Data records
────────────────
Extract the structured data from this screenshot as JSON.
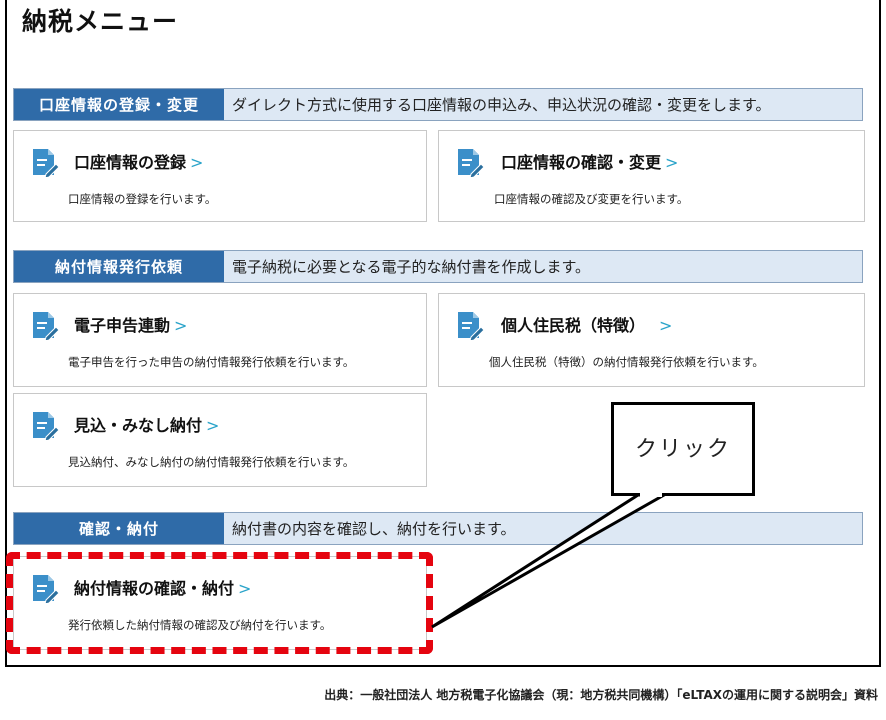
{
  "page_title": "納税メニュー",
  "sections": [
    {
      "tab": "口座情報の登録・変更",
      "desc": "ダイレクト方式に使用する口座情報の申込み、申込状況の確認・変更をします。"
    },
    {
      "tab": "納付情報発行依頼",
      "desc": "電子納税に必要となる電子的な納付書を作成します。"
    },
    {
      "tab": "確認・納付",
      "desc": "納付書の内容を確認し、納付を行います。"
    }
  ],
  "cards": [
    {
      "title": "口座情報の登録",
      "desc": "口座情報の登録を行います。"
    },
    {
      "title": "口座情報の確認・変更",
      "desc": "口座情報の確認及び変更を行います。"
    },
    {
      "title": "電子申告連動",
      "desc": "電子申告を行った申告の納付情報発行依頼を行います。"
    },
    {
      "title": "個人住民税（特徴）",
      "desc": "個人住民税（特徴）の納付情報発行依頼を行います。"
    },
    {
      "title": "見込・みなし納付",
      "desc": "見込納付、みなし納付の納付情報発行依頼を行います。"
    },
    {
      "title": "納付情報の確認・納付",
      "desc": "発行依頼した納付情報の確認及び納付を行います。"
    }
  ],
  "chevron": ">",
  "callout": "クリック",
  "footer": "出典：一般社団法人 地方税電子化協議会（現：地方税共同機構）「eLTAXの運用に関する説明会」資料",
  "colors": {
    "tab_blue": "#2f6ba8",
    "bar_light": "#dde8f4",
    "highlight_red": "#e5040f",
    "chevron_teal": "#29a3c9",
    "icon_blue": "#3b8fc9"
  },
  "icon": "document-pen-icon"
}
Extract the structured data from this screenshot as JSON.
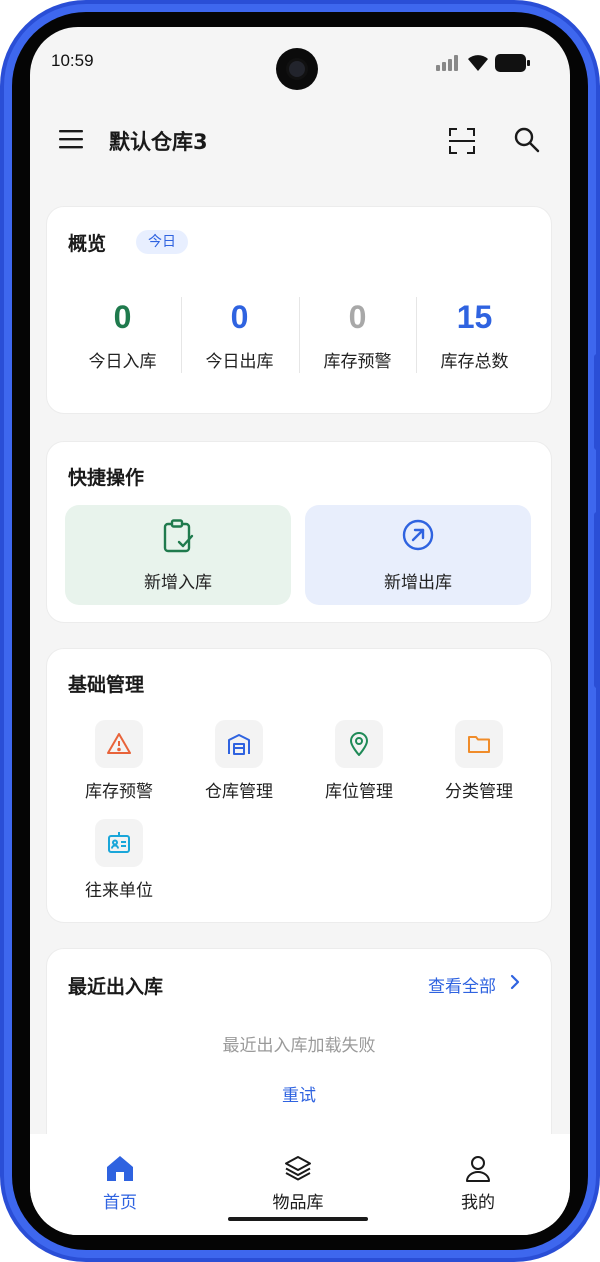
{
  "status_bar": {
    "time": "10:59"
  },
  "header": {
    "title": "默认仓库3"
  },
  "overview": {
    "title": "概览",
    "badge": "今日",
    "stats": [
      {
        "value": "0",
        "label": "今日入库",
        "color": "#1f7a4d"
      },
      {
        "value": "0",
        "label": "今日出库",
        "color": "#2f63e0"
      },
      {
        "value": "0",
        "label": "库存预警",
        "color": "#a8a8a8"
      },
      {
        "value": "15",
        "label": "库存总数",
        "color": "#2f63e0"
      }
    ]
  },
  "quick_actions": {
    "title": "快捷操作",
    "items": [
      {
        "label": "新增入库",
        "icon": "clipboard-check-icon",
        "bg": "#e8f3ec",
        "color": "#1f7a4d"
      },
      {
        "label": "新增出库",
        "icon": "arrow-up-right-circle-icon",
        "bg": "#e8eefc",
        "color": "#2f63e0"
      }
    ]
  },
  "management": {
    "title": "基础管理",
    "items": [
      {
        "label": "库存预警",
        "icon": "warning-triangle-icon",
        "color": "#e8633a"
      },
      {
        "label": "仓库管理",
        "icon": "warehouse-icon",
        "color": "#2f63e0"
      },
      {
        "label": "库位管理",
        "icon": "location-pin-icon",
        "color": "#1f8a57"
      },
      {
        "label": "分类管理",
        "icon": "folder-icon",
        "color": "#f08c2a"
      },
      {
        "label": "往来单位",
        "icon": "id-badge-icon",
        "color": "#1aa6d9"
      }
    ]
  },
  "recent": {
    "title": "最近出入库",
    "view_all": "查看全部",
    "empty_message": "最近出入库加载失败",
    "retry": "重试"
  },
  "tabbar": {
    "items": [
      {
        "label": "首页",
        "icon": "home-icon",
        "active": true
      },
      {
        "label": "物品库",
        "icon": "layers-icon",
        "active": false
      },
      {
        "label": "我的",
        "icon": "user-icon",
        "active": false
      }
    ]
  },
  "colors": {
    "accent": "#2f63e0",
    "frame": "#3e67ee",
    "background": "#f5f5f5"
  }
}
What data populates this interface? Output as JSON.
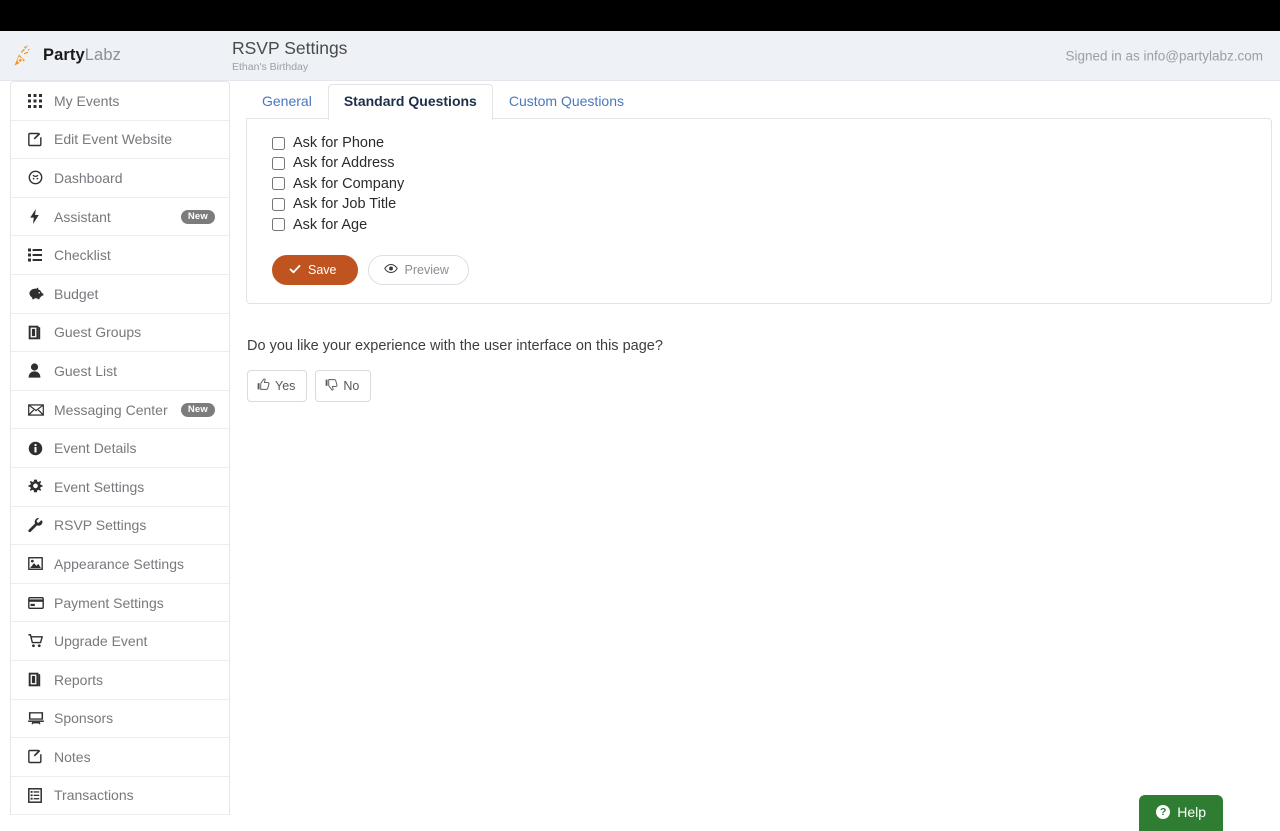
{
  "header": {
    "brand_bold": "Party",
    "brand_light": "Labz",
    "brand_icon": "party-popper-icon",
    "title": "RSVP Settings",
    "subtitle": "Ethan's Birthday",
    "signed_in": "Signed in as info@partylabz.com"
  },
  "sidebar": {
    "items": [
      {
        "label": "My Events",
        "icon": "grid-icon",
        "badge": null
      },
      {
        "label": "Edit Event Website",
        "icon": "edit-square-icon",
        "badge": null
      },
      {
        "label": "Dashboard",
        "icon": "gauge-icon",
        "badge": null
      },
      {
        "label": "Assistant",
        "icon": "lightning-bolt-icon",
        "badge": "New"
      },
      {
        "label": "Checklist",
        "icon": "list-icon",
        "badge": null
      },
      {
        "label": "Budget",
        "icon": "piggy-bank-icon",
        "badge": null
      },
      {
        "label": "Guest Groups",
        "icon": "book-icon",
        "badge": null
      },
      {
        "label": "Guest List",
        "icon": "person-icon",
        "badge": null
      },
      {
        "label": "Messaging Center",
        "icon": "envelope-icon",
        "badge": "New"
      },
      {
        "label": "Event Details",
        "icon": "info-circle-icon",
        "badge": null
      },
      {
        "label": "Event Settings",
        "icon": "gear-icon",
        "badge": null
      },
      {
        "label": "RSVP Settings",
        "icon": "wrench-icon",
        "badge": null
      },
      {
        "label": "Appearance Settings",
        "icon": "image-icon",
        "badge": null
      },
      {
        "label": "Payment Settings",
        "icon": "credit-card-icon",
        "badge": null
      },
      {
        "label": "Upgrade Event",
        "icon": "shopping-cart-icon",
        "badge": null
      },
      {
        "label": "Reports",
        "icon": "book-icon",
        "badge": null
      },
      {
        "label": "Sponsors",
        "icon": "projector-screen-icon",
        "badge": null
      },
      {
        "label": "Notes",
        "icon": "edit-square-icon",
        "badge": null
      },
      {
        "label": "Transactions",
        "icon": "list-alt-icon",
        "badge": null
      }
    ]
  },
  "main": {
    "tabs": [
      {
        "label": "General",
        "active": false
      },
      {
        "label": "Standard Questions",
        "active": true
      },
      {
        "label": "Custom Questions",
        "active": false
      }
    ],
    "questions": [
      {
        "label": "Ask for Phone",
        "checked": false
      },
      {
        "label": "Ask for Address",
        "checked": false
      },
      {
        "label": "Ask for Company",
        "checked": false
      },
      {
        "label": "Ask for Job Title",
        "checked": false
      },
      {
        "label": "Ask for Age",
        "checked": false
      }
    ],
    "save_label": "Save",
    "save_icon": "check-icon",
    "preview_label": "Preview",
    "preview_icon": "eye-icon",
    "feedback": {
      "question": "Do you like your experience with the user interface on this page?",
      "yes_label": "Yes",
      "yes_icon": "thumbs-up-icon",
      "no_label": "No",
      "no_icon": "thumbs-down-icon"
    }
  },
  "help": {
    "label": "Help",
    "icon": "question-circle-icon"
  },
  "colors": {
    "topbar": "#000000",
    "header_bg": "#eef1f6",
    "accent_save": "#bf5420",
    "tab_link": "#4b77be",
    "tab_active_text": "#1c2e4a",
    "badge_new": "#7c7c7c",
    "help_green": "#2e7d32"
  }
}
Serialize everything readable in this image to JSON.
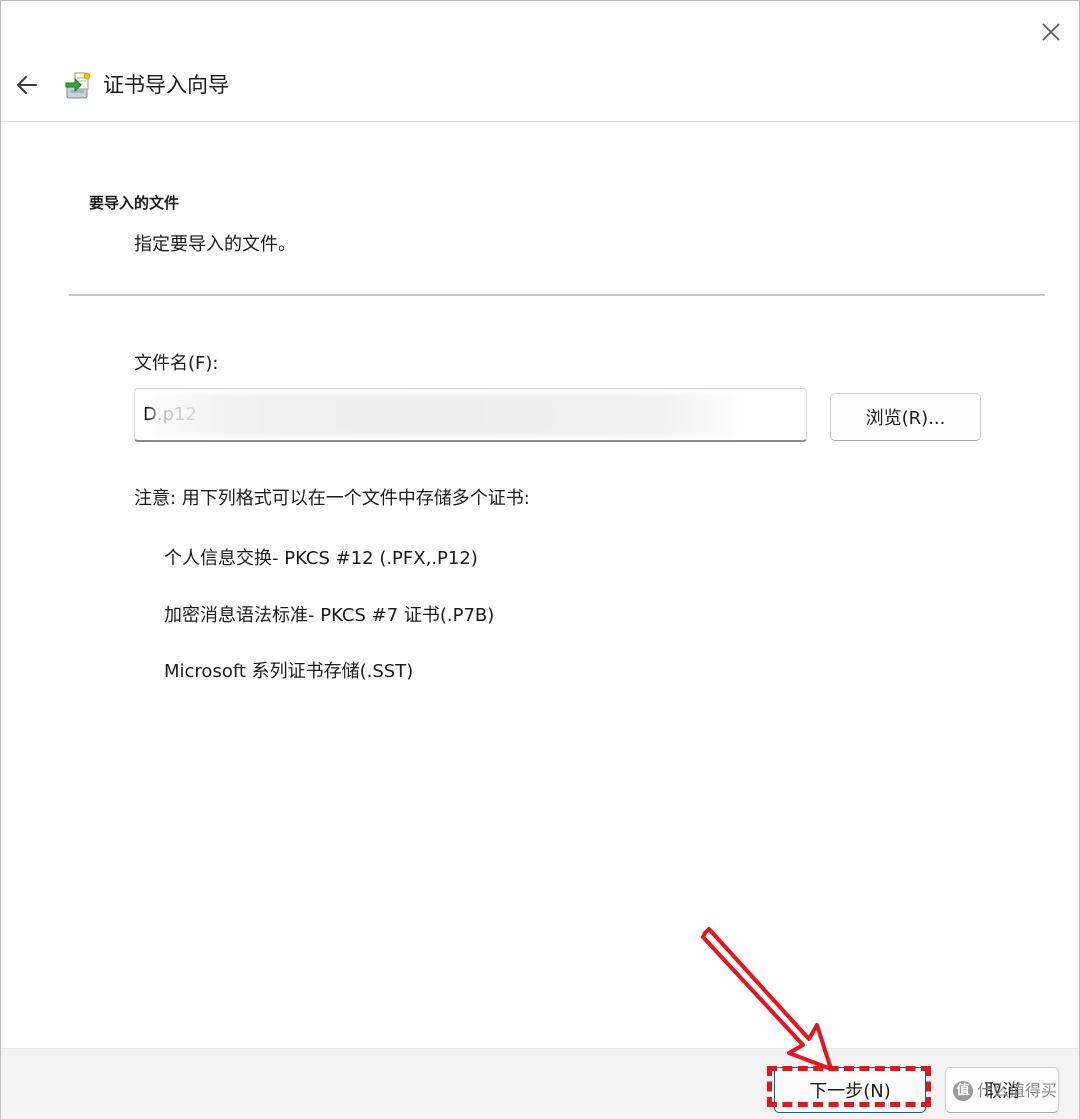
{
  "window": {
    "close_icon": "close-icon",
    "back_icon": "back-arrow-icon",
    "title_icon": "certificate-wizard-icon",
    "title": "证书导入向导"
  },
  "page": {
    "section_title": "要导入的文件",
    "section_subtitle": "指定要导入的文件。",
    "file_label": "文件名(F):",
    "file_value": "D.p12",
    "browse_label": "浏览(R)...",
    "note": "注意: 用下列格式可以在一个文件中存储多个证书:",
    "formats": [
      "个人信息交换- PKCS #12 (.PFX,.P12)",
      "加密消息语法标准- PKCS #7 证书(.P7B)",
      "Microsoft 系列证书存储(.SST)"
    ]
  },
  "footer": {
    "next_label": "下一步(N)",
    "cancel_label": "取消"
  },
  "annotation": {
    "highlight_color": "#e8141c",
    "watermark_logo": "值",
    "watermark_text": "什么值得买"
  }
}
────────────────
**Aim**
Reproduce each record from above exactly; pictures do not belong in the copy.

**Solution**
Extract the structured data from this screenshot as JSON.
{
  "page_title": "納税メニュー",
  "sections": [
    {
      "tab": "口座情報の登録・変更",
      "desc": "ダイレクト方式に使用する口座情報の申込み、申込状況の確認・変更をします。"
    },
    {
      "tab": "納付情報発行依頼",
      "desc": "電子納税に必要となる電子的な納付書を作成します。"
    },
    {
      "tab": "確認・納付",
      "desc": "納付書の内容を確認し、納付を行います。"
    }
  ],
  "cards": [
    {
      "title": "口座情報の登録",
      "desc": "口座情報の登録を行います。"
    },
    {
      "title": "口座情報の確認・変更",
      "desc": "口座情報の確認及び変更を行います。"
    },
    {
      "title": "電子申告連動",
      "desc": "電子申告を行った申告の納付情報発行依頼を行います。"
    },
    {
      "title": "個人住民税（特徴）",
      "desc": "個人住民税（特徴）の納付情報発行依頼を行います。"
    },
    {
      "title": "見込・みなし納付",
      "desc": "見込納付、みなし納付の納付情報発行依頼を行います。"
    },
    {
      "title": "納付情報の確認・納付",
      "desc": "発行依頼した納付情報の確認及び納付を行います。"
    }
  ],
  "chevron": ">",
  "callout": "クリック",
  "footer": "出典：一般社団法人 地方税電子化協議会（現：地方税共同機構）「eLTAXの運用に関する説明会」資料",
  "colors": {
    "tab_blue": "#2f6ba8",
    "bar_light": "#dde8f4",
    "highlight_red": "#e5040f",
    "chevron_teal": "#29a3c9",
    "icon_blue": "#3b8fc9"
  },
  "icon": "document-pen-icon"
}
Extract the structured data from this screenshot as JSON.
{
  "status_bar": {
    "time": "10:59"
  },
  "header": {
    "title": "默认仓库3"
  },
  "overview": {
    "title": "概览",
    "badge": "今日",
    "stats": [
      {
        "value": "0",
        "label": "今日入库",
        "color": "#1f7a4d"
      },
      {
        "value": "0",
        "label": "今日出库",
        "color": "#2f63e0"
      },
      {
        "value": "0",
        "label": "库存预警",
        "color": "#a8a8a8"
      },
      {
        "value": "15",
        "label": "库存总数",
        "color": "#2f63e0"
      }
    ]
  },
  "quick_actions": {
    "title": "快捷操作",
    "items": [
      {
        "label": "新增入库",
        "icon": "clipboard-check-icon",
        "bg": "#e8f3ec",
        "color": "#1f7a4d"
      },
      {
        "label": "新增出库",
        "icon": "arrow-up-right-circle-icon",
        "bg": "#e8eefc",
        "color": "#2f63e0"
      }
    ]
  },
  "management": {
    "title": "基础管理",
    "items": [
      {
        "label": "库存预警",
        "icon": "warning-triangle-icon",
        "color": "#e8633a"
      },
      {
        "label": "仓库管理",
        "icon": "warehouse-icon",
        "color": "#2f63e0"
      },
      {
        "label": "库位管理",
        "icon": "location-pin-icon",
        "color": "#1f8a57"
      },
      {
        "label": "分类管理",
        "icon": "folder-icon",
        "color": "#f08c2a"
      },
      {
        "label": "往来单位",
        "icon": "id-badge-icon",
        "color": "#1aa6d9"
      }
    ]
  },
  "recent": {
    "title": "最近出入库",
    "view_all": "查看全部",
    "empty_message": "最近出入库加载失败",
    "retry": "重试"
  },
  "tabbar": {
    "items": [
      {
        "label": "首页",
        "icon": "home-icon",
        "active": true
      },
      {
        "label": "物品库",
        "icon": "layers-icon",
        "active": false
      },
      {
        "label": "我的",
        "icon": "user-icon",
        "active": false
      }
    ]
  },
  "colors": {
    "accent": "#2f63e0",
    "frame": "#3e67ee",
    "background": "#f5f5f5"
  }
}
What data populates this interface? Output as JSON.
{
  "header": {
    "brand_bold": "Party",
    "brand_light": "Labz",
    "brand_icon": "party-popper-icon",
    "title": "RSVP Settings",
    "subtitle": "Ethan's Birthday",
    "signed_in": "Signed in as info@partylabz.com"
  },
  "sidebar": {
    "items": [
      {
        "label": "My Events",
        "icon": "grid-icon",
        "badge": null
      },
      {
        "label": "Edit Event Website",
        "icon": "edit-square-icon",
        "badge": null
      },
      {
        "label": "Dashboard",
        "icon": "gauge-icon",
        "badge": null
      },
      {
        "label": "Assistant",
        "icon": "lightning-bolt-icon",
        "badge": "New"
      },
      {
        "label": "Checklist",
        "icon": "list-icon",
        "badge": null
      },
      {
        "label": "Budget",
        "icon": "piggy-bank-icon",
        "badge": null
      },
      {
        "label": "Guest Groups",
        "icon": "book-icon",
        "badge": null
      },
      {
        "label": "Guest List",
        "icon": "person-icon",
        "badge": null
      },
      {
        "label": "Messaging Center",
        "icon": "envelope-icon",
        "badge": "New"
      },
      {
        "label": "Event Details",
        "icon": "info-circle-icon",
        "badge": null
      },
      {
        "label": "Event Settings",
        "icon": "gear-icon",
        "badge": null
      },
      {
        "label": "RSVP Settings",
        "icon": "wrench-icon",
        "badge": null
      },
      {
        "label": "Appearance Settings",
        "icon": "image-icon",
        "badge": null
      },
      {
        "label": "Payment Settings",
        "icon": "credit-card-icon",
        "badge": null
      },
      {
        "label": "Upgrade Event",
        "icon": "shopping-cart-icon",
        "badge": null
      },
      {
        "label": "Reports",
        "icon": "book-icon",
        "badge": null
      },
      {
        "label": "Sponsors",
        "icon": "projector-screen-icon",
        "badge": null
      },
      {
        "label": "Notes",
        "icon": "edit-square-icon",
        "badge": null
      },
      {
        "label": "Transactions",
        "icon": "list-alt-icon",
        "badge": null
      }
    ]
  },
  "main": {
    "tabs": [
      {
        "label": "General",
        "active": false
      },
      {
        "label": "Standard Questions",
        "active": true
      },
      {
        "label": "Custom Questions",
        "active": false
      }
    ],
    "questions": [
      {
        "label": "Ask for Phone",
        "checked": false
      },
      {
        "label": "Ask for Address",
        "checked": false
      },
      {
        "label": "Ask for Company",
        "checked": false
      },
      {
        "label": "Ask for Job Title",
        "checked": false
      },
      {
        "label": "Ask for Age",
        "checked": false
      }
    ],
    "save_label": "Save",
    "save_icon": "check-icon",
    "preview_label": "Preview",
    "preview_icon": "eye-icon",
    "feedback": {
      "question": "Do you like your experience with the user interface on this page?",
      "yes_label": "Yes",
      "yes_icon": "thumbs-up-icon",
      "no_label": "No",
      "no_icon": "thumbs-down-icon"
    }
  },
  "help": {
    "label": "Help",
    "icon": "question-circle-icon"
  },
  "colors": {
    "topbar": "#000000",
    "header_bg": "#eef1f6",
    "accent_save": "#bf5420",
    "tab_link": "#4b77be",
    "tab_active_text": "#1c2e4a",
    "badge_new": "#7c7c7c",
    "help_green": "#2e7d32"
  }
}
Serialize everything readable in this image to JSON.
{
  "window": {
    "close_icon": "close-icon",
    "back_icon": "back-arrow-icon",
    "title_icon": "certificate-wizard-icon",
    "title": "证书导入向导"
  },
  "page": {
    "section_title": "要导入的文件",
    "section_subtitle": "指定要导入的文件。",
    "file_label": "文件名(F):",
    "file_value": "D.p12",
    "browse_label": "浏览(R)...",
    "note": "注意: 用下列格式可以在一个文件中存储多个证书:",
    "formats": [
      "个人信息交换- PKCS #12 (.PFX,.P12)",
      "加密消息语法标准- PKCS #7 证书(.P7B)",
      "Microsoft 系列证书存储(.SST)"
    ]
  },
  "footer": {
    "next_label": "下一步(N)",
    "cancel_label": "取消"
  },
  "annotation": {
    "highlight_color": "#e8141c",
    "watermark_logo": "值",
    "watermark_text": "什么值得买"
  }
}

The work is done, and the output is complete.